↓

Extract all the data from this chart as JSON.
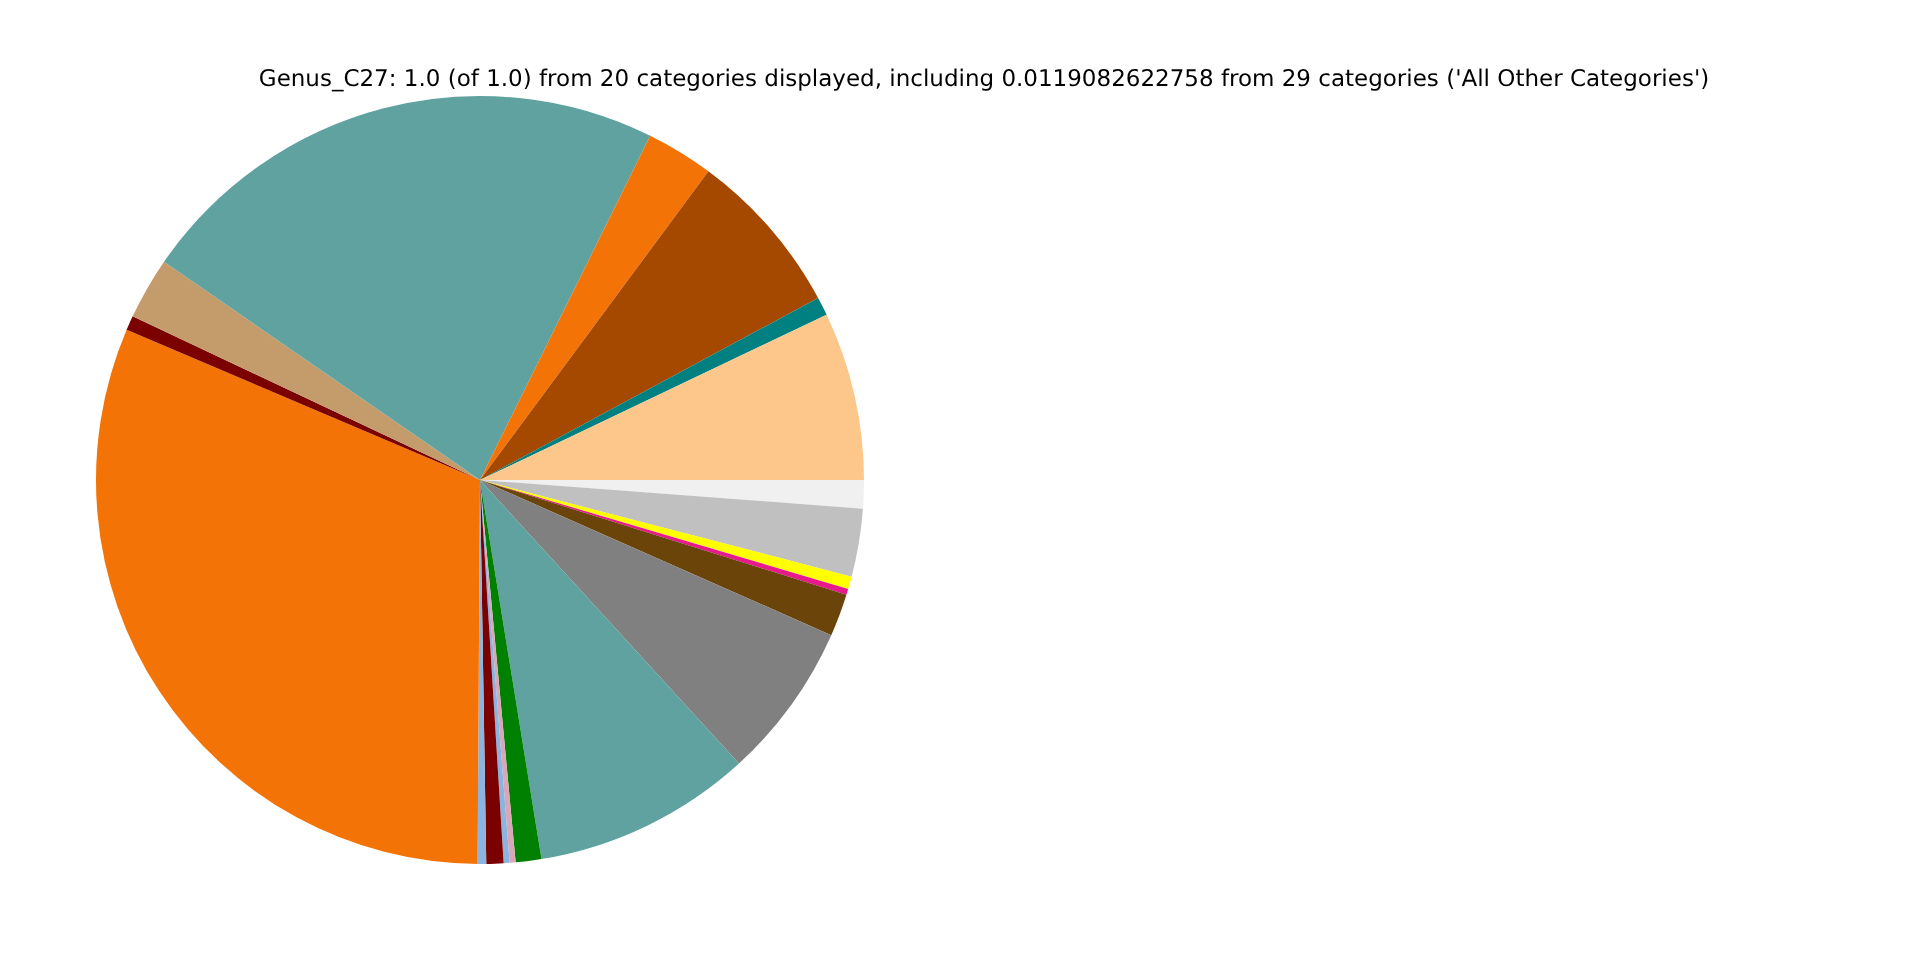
{
  "chart_data": {
    "type": "pie",
    "title": "Genus_C27: 1.0 (of 1.0) from 20 categories displayed, including 0.0119082622758 from 29 categories ('All Other Categories')",
    "categories": [
      null,
      null,
      null,
      null,
      null,
      null,
      null,
      null,
      null,
      null,
      null,
      null,
      null,
      null,
      null,
      null,
      null,
      null,
      null,
      null
    ],
    "values": [
      7.08,
      0.78,
      7.0,
      2.83,
      22.69,
      2.61,
      0.61,
      31.3,
      0.36,
      0.72,
      0.25,
      0.25,
      1.08,
      9.22,
      6.6,
      1.79,
      0.25,
      0.53,
      2.86,
      1.19
    ],
    "colors": [
      "#fdc68a",
      "#008080",
      "#a54800",
      "#f47306",
      "#5fa29f",
      "#c49c6c",
      "#7b0000",
      "#f47306",
      "#8cb4e0",
      "#7b0000",
      "#8cb4e0",
      "#d8a8b8",
      "#008000",
      "#5fa29f",
      "#808080",
      "#6b440a",
      "#e8198c",
      "#ffff00",
      "#c0c0c0",
      "#f0f0f0"
    ]
  }
}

↑

▸ WORK REQUIRED:
Look through the entries above and report each line where the string "from" occurs.

▸ WRITTEN RESPONSE:
Extract all the data from this chart as JSON.
    "title": "Genus_C27: 1.0 (of 1.0) from 20 categories displayed, including 0.0119082622758 from 29 categories ('All Other Categories')",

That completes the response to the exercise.